Repeat the material with "Localize" swapped for "Locate" and everything else unchanged. Leave out the pictures.

[Start Data in this exercise]

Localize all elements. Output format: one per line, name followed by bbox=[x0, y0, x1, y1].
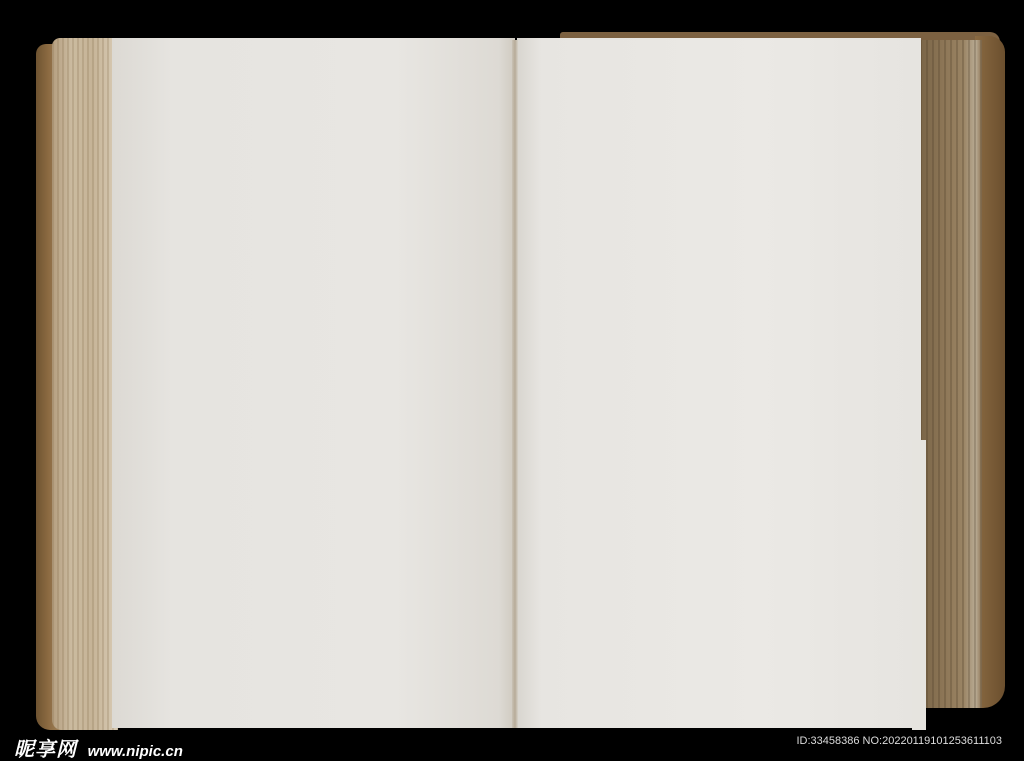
right-page-torn-edge bbox=[912, 440, 926, 730]
right-blank-page bbox=[517, 38, 921, 728]
watermark-brand-name: 昵享网 bbox=[14, 739, 77, 761]
open-book bbox=[0, 0, 1024, 761]
watermark-url: www.nipic.cn bbox=[88, 743, 183, 760]
book-gutter bbox=[512, 40, 518, 728]
watermark-brand: 昵享网 www.nipic.cn bbox=[14, 733, 183, 761]
right-page-edges bbox=[920, 40, 982, 708]
left-blank-page bbox=[112, 38, 515, 728]
watermark-id: ID:33458386 NO:20220119101253611103 bbox=[796, 735, 1002, 747]
left-page-edges bbox=[52, 38, 118, 730]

[End Data in this exercise]

- _Solution to the exercise_:
Locate all elements. Output format: one per line, name followed by bbox=[x0, y0, x1, y1].
right-page-torn-edge bbox=[912, 440, 926, 730]
right-blank-page bbox=[517, 38, 921, 728]
watermark-brand-name: 昵享网 bbox=[14, 739, 77, 761]
open-book bbox=[0, 0, 1024, 761]
watermark-url: www.nipic.cn bbox=[88, 743, 183, 760]
book-gutter bbox=[512, 40, 518, 728]
watermark-brand: 昵享网 www.nipic.cn bbox=[14, 733, 183, 761]
right-page-edges bbox=[920, 40, 982, 708]
left-blank-page bbox=[112, 38, 515, 728]
watermark-id: ID:33458386 NO:20220119101253611103 bbox=[796, 735, 1002, 747]
left-page-edges bbox=[52, 38, 118, 730]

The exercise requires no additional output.